■ TASK:
Give only the number of lines in the listing below where the string "Additional" occurs.

■ DATA PROVIDED:
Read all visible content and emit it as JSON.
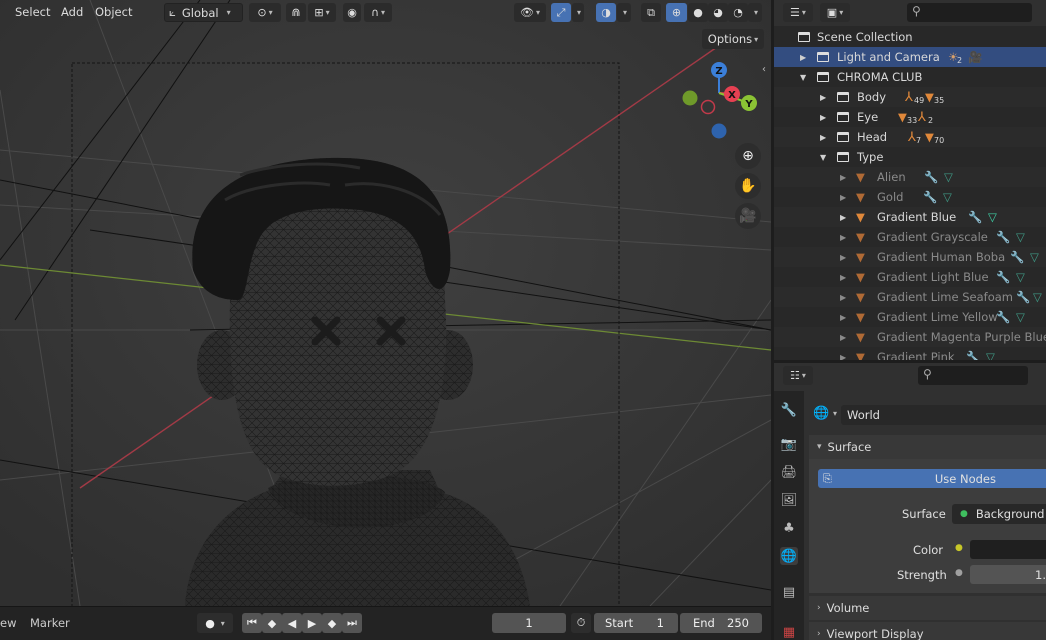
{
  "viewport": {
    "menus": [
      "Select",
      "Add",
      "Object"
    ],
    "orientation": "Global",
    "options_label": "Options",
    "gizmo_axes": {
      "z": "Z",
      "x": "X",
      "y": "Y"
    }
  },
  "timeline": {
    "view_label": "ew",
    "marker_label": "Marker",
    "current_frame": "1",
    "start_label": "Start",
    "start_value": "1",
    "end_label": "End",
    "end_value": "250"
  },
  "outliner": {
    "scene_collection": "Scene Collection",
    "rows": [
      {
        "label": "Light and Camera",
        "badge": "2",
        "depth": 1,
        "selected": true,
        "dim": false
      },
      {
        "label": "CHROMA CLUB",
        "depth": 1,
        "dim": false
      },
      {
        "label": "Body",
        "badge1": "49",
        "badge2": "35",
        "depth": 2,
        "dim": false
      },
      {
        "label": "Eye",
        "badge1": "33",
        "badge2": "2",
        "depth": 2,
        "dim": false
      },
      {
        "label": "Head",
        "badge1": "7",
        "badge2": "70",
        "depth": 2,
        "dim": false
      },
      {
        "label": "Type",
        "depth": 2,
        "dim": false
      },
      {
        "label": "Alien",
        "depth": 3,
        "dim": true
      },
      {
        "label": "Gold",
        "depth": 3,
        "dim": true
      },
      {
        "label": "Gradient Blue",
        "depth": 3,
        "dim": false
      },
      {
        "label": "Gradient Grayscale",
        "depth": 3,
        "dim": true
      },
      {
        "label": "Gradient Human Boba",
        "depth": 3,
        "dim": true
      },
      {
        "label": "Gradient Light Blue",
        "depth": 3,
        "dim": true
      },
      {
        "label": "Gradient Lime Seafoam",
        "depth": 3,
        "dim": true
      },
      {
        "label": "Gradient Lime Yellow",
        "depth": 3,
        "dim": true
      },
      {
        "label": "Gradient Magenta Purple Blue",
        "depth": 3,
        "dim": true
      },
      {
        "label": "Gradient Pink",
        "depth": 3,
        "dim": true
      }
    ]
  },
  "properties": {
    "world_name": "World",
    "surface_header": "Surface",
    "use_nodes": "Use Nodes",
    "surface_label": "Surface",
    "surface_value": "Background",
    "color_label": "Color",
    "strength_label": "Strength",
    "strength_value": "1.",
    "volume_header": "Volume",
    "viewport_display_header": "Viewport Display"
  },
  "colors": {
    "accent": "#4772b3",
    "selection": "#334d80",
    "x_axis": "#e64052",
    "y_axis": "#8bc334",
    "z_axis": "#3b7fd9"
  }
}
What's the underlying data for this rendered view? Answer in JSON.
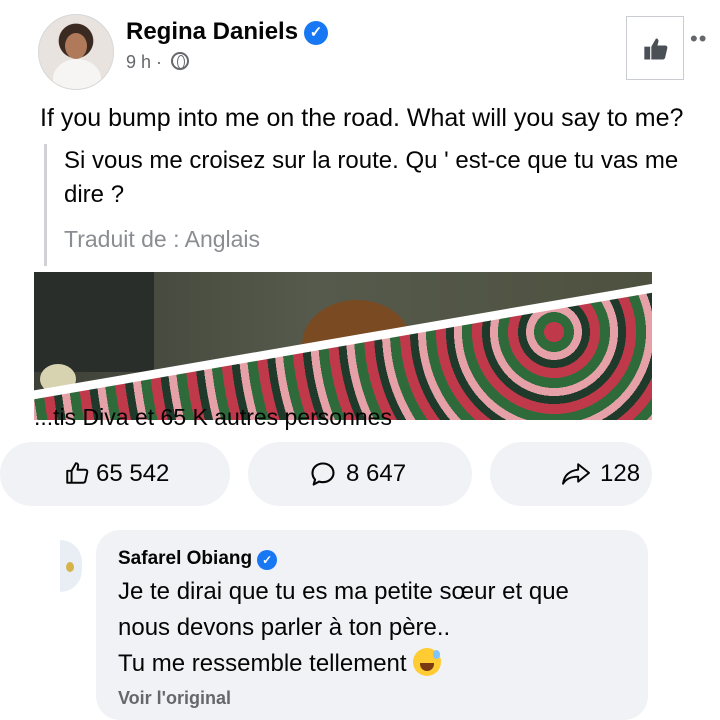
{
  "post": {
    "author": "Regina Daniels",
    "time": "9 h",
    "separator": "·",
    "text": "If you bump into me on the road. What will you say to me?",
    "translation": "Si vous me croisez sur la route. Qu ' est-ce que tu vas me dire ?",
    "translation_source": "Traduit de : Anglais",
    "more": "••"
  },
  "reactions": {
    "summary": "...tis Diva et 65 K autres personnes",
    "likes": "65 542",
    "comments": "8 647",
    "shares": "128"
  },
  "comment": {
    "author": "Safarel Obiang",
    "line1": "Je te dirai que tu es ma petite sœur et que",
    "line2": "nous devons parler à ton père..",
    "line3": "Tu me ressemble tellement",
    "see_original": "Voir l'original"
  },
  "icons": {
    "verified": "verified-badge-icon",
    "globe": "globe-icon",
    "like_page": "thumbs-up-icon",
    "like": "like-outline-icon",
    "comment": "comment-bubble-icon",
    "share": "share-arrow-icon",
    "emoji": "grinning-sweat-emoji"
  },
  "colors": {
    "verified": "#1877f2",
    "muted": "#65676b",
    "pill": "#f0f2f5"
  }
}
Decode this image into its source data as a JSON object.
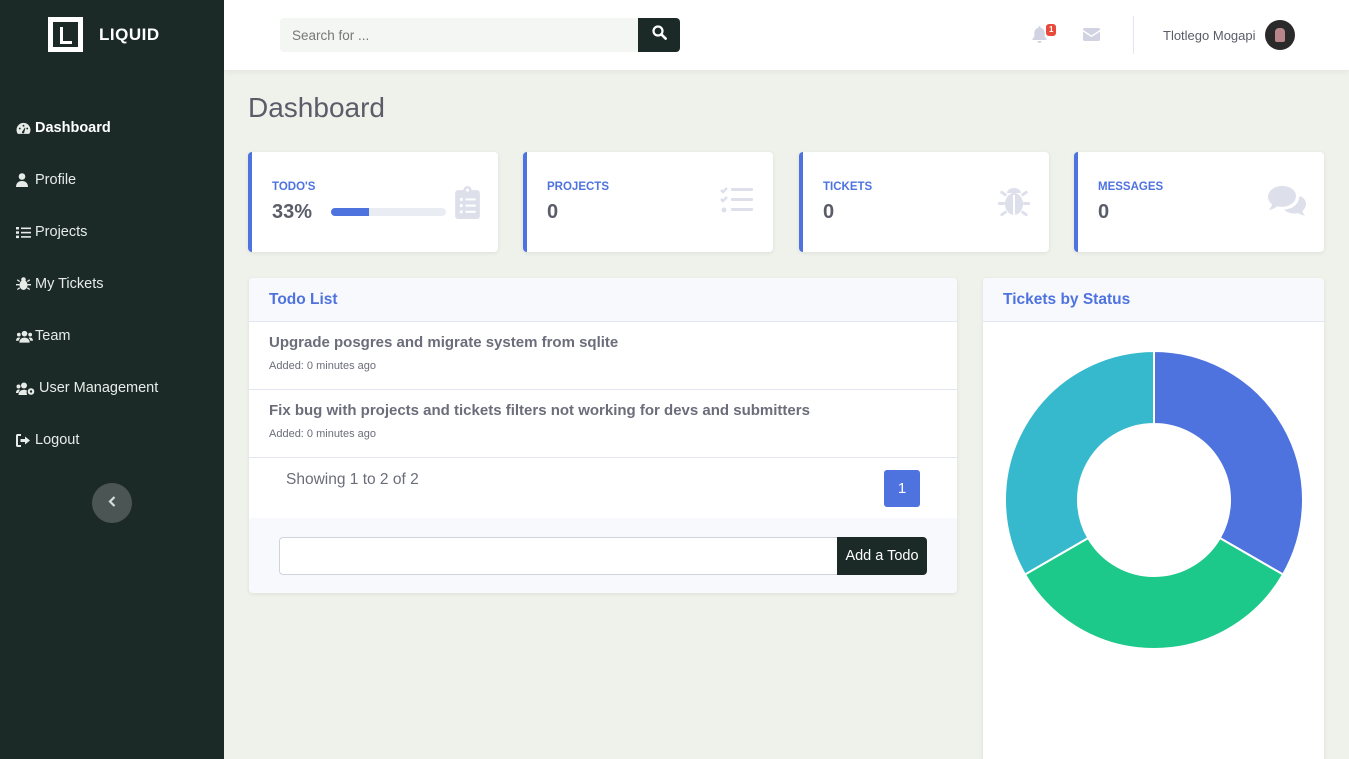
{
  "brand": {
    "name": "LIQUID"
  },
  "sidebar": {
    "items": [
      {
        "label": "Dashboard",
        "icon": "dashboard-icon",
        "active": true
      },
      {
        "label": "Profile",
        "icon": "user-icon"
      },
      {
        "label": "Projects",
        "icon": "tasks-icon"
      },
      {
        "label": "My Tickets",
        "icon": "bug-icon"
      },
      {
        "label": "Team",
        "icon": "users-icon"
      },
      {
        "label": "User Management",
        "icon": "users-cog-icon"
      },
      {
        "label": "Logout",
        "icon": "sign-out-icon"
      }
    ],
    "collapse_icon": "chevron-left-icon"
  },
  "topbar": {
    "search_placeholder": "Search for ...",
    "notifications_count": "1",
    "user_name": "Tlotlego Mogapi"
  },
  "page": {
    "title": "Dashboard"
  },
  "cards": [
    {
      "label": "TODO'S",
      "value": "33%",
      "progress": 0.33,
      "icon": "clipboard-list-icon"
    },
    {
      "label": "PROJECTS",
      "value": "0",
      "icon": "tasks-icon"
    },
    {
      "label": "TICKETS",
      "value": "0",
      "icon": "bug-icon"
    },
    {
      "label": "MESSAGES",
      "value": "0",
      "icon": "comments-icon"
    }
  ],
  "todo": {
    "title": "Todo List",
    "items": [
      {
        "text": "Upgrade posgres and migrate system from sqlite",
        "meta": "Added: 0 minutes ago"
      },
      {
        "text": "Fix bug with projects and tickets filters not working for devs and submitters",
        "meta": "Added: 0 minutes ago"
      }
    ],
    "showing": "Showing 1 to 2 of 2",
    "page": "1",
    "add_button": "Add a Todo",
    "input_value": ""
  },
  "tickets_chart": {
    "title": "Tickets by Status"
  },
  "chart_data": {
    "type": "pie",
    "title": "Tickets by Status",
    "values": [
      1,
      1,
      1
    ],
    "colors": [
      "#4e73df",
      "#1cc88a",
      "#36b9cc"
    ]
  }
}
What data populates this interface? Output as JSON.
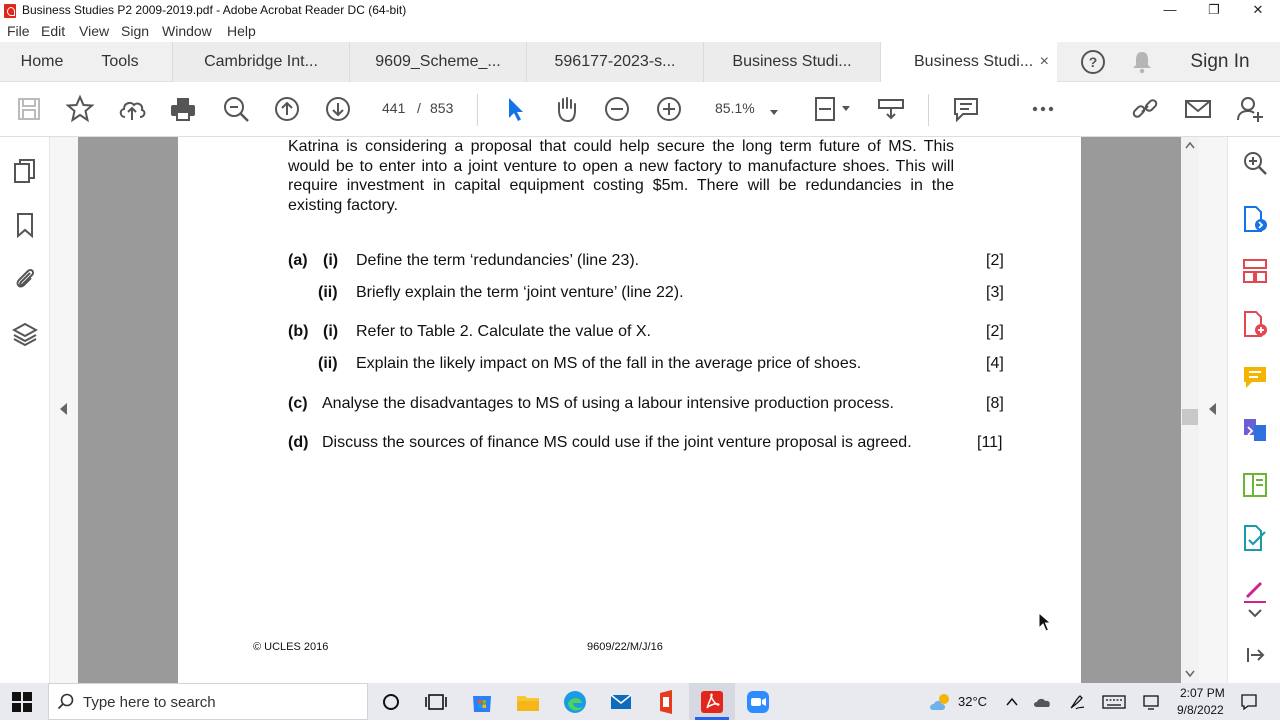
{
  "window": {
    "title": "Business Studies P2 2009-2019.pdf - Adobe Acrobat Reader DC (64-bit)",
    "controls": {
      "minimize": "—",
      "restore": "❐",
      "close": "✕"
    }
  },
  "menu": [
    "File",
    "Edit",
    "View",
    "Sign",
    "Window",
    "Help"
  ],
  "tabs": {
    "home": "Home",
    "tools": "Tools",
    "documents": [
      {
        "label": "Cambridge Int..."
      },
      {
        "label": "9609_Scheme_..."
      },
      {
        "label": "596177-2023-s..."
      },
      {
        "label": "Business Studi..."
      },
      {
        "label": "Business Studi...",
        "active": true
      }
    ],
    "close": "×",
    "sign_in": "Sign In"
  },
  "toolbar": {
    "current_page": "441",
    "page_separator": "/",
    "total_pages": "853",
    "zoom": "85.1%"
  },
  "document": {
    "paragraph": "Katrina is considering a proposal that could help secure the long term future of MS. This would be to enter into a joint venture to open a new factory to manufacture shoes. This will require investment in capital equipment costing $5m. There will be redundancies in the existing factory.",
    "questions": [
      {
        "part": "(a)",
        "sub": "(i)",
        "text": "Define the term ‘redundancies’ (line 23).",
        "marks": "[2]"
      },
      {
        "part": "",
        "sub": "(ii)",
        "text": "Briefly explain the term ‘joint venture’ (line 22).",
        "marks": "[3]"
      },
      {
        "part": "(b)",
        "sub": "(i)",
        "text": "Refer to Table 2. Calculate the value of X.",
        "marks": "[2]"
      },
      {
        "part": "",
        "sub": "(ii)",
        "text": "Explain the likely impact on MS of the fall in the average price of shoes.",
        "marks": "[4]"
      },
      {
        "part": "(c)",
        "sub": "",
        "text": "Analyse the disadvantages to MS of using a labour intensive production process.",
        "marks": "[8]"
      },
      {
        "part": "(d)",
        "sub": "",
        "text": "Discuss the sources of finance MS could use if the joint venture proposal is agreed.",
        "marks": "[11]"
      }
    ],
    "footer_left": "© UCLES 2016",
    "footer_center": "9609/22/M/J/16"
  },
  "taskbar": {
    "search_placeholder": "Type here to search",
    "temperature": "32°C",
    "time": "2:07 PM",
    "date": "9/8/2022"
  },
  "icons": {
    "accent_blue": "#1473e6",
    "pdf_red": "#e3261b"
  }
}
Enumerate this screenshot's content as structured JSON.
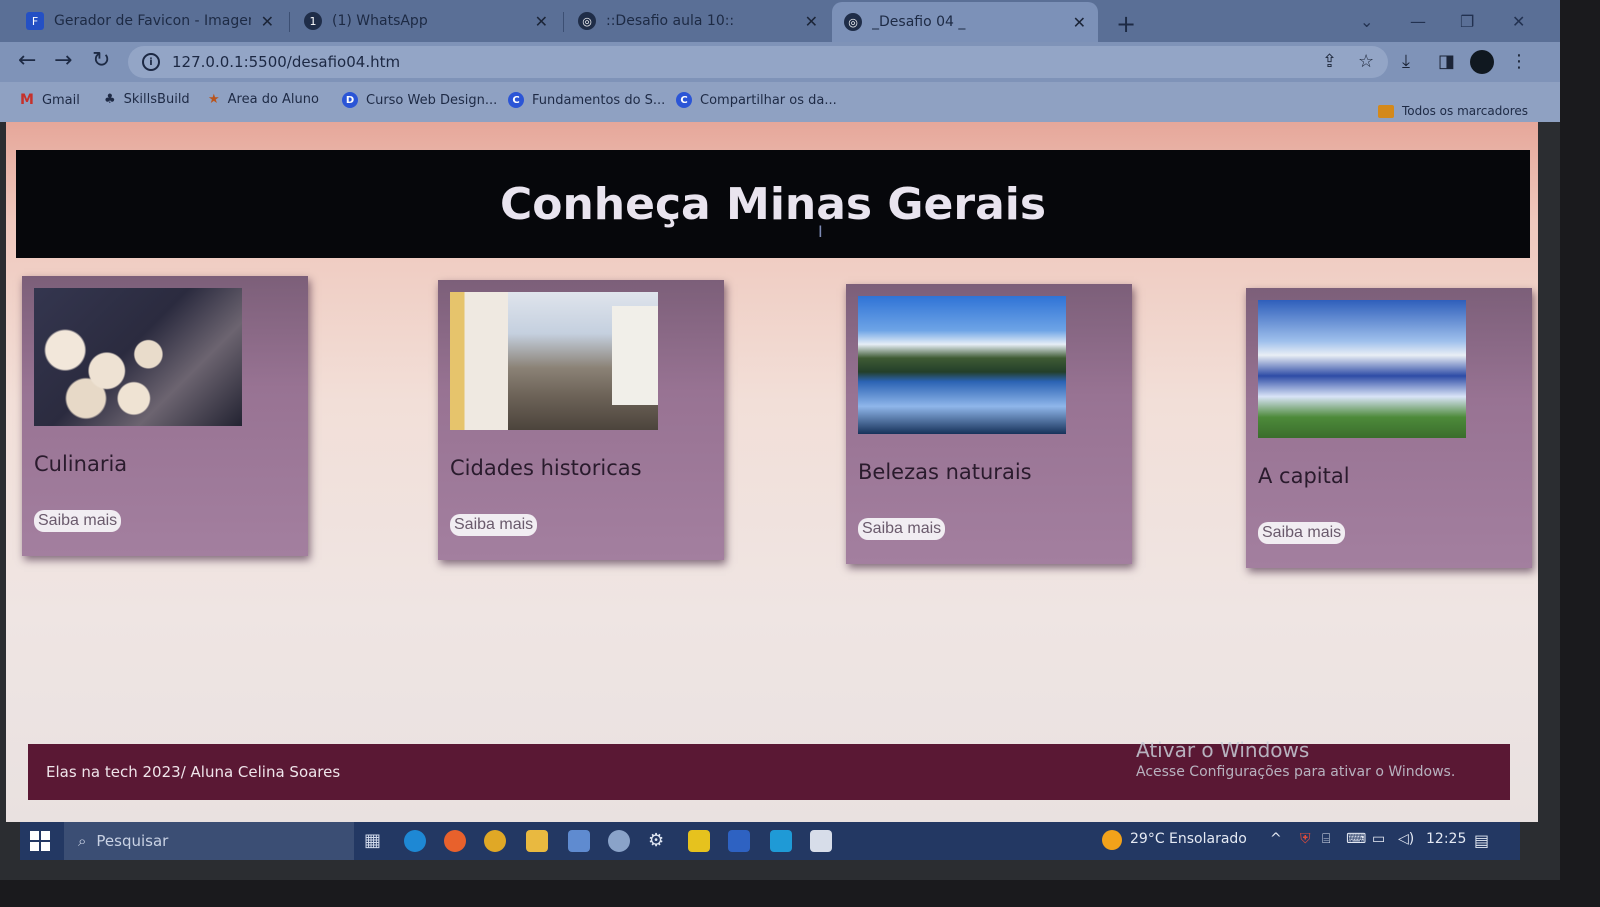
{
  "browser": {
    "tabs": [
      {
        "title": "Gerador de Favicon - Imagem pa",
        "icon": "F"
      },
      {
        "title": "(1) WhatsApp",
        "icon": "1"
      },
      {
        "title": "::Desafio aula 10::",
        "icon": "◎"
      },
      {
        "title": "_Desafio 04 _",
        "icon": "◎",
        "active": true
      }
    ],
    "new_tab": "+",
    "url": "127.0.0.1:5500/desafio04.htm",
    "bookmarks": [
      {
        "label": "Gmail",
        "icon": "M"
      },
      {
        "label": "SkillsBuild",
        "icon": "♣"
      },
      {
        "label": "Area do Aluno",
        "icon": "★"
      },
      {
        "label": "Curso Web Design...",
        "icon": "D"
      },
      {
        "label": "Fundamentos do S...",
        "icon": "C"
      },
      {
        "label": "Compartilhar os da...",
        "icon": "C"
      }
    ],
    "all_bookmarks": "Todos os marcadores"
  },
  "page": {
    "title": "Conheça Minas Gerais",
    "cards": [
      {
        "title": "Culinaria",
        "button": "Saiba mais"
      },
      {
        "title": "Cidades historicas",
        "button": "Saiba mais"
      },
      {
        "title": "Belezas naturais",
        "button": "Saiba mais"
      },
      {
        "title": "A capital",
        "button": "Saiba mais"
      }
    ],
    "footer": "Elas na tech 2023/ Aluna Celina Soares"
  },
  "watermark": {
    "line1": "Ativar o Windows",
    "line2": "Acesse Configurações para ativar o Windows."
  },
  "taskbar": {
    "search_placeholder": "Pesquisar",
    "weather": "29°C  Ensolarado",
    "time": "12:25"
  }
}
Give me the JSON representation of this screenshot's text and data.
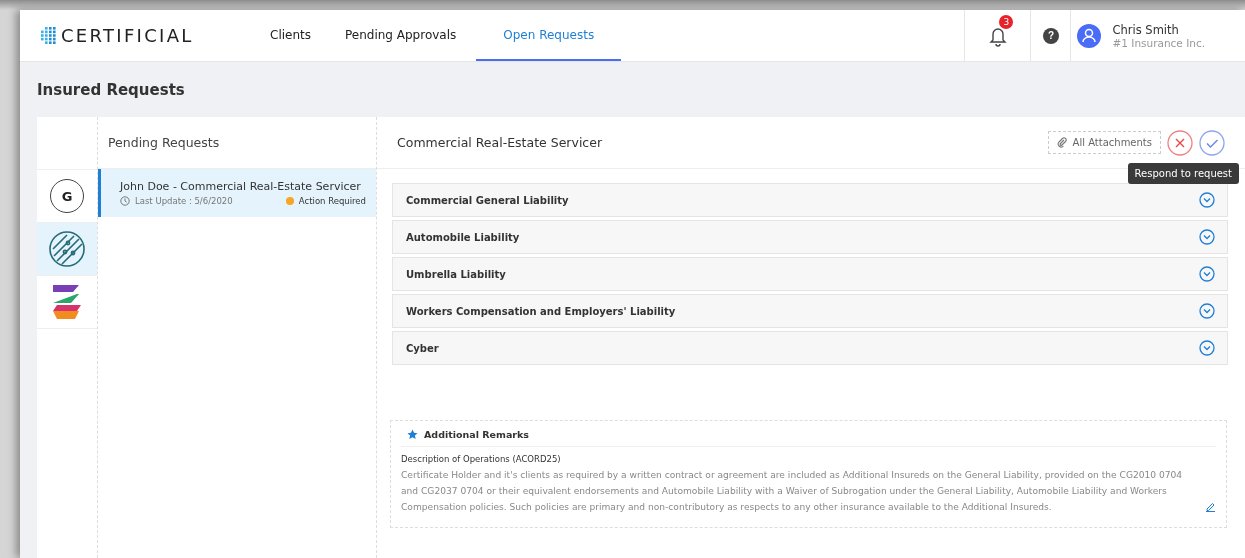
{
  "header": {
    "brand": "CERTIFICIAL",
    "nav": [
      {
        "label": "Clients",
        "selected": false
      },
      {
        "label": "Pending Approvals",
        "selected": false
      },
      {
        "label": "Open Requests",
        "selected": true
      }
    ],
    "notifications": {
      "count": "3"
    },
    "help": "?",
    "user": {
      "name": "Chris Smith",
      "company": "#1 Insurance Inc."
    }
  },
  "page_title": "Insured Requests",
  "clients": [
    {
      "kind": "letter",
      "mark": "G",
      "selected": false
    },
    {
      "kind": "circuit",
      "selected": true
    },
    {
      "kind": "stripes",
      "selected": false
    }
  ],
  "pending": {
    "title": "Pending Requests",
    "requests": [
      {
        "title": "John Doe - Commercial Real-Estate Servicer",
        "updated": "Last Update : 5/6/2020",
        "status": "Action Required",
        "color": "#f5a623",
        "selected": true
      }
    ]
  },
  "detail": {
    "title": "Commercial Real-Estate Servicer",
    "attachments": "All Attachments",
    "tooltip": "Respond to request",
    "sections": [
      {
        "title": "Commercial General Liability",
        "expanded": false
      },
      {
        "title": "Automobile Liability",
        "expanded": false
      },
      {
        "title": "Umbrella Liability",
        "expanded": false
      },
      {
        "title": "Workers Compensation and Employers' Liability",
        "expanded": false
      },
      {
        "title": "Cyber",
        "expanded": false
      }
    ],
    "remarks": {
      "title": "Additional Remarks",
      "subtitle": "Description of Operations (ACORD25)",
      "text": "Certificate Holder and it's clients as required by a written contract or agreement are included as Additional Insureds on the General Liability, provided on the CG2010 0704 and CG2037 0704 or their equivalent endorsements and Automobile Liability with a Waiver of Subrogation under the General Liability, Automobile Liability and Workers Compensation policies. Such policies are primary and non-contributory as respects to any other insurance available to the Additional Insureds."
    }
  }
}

■ THE OUTPUT:
2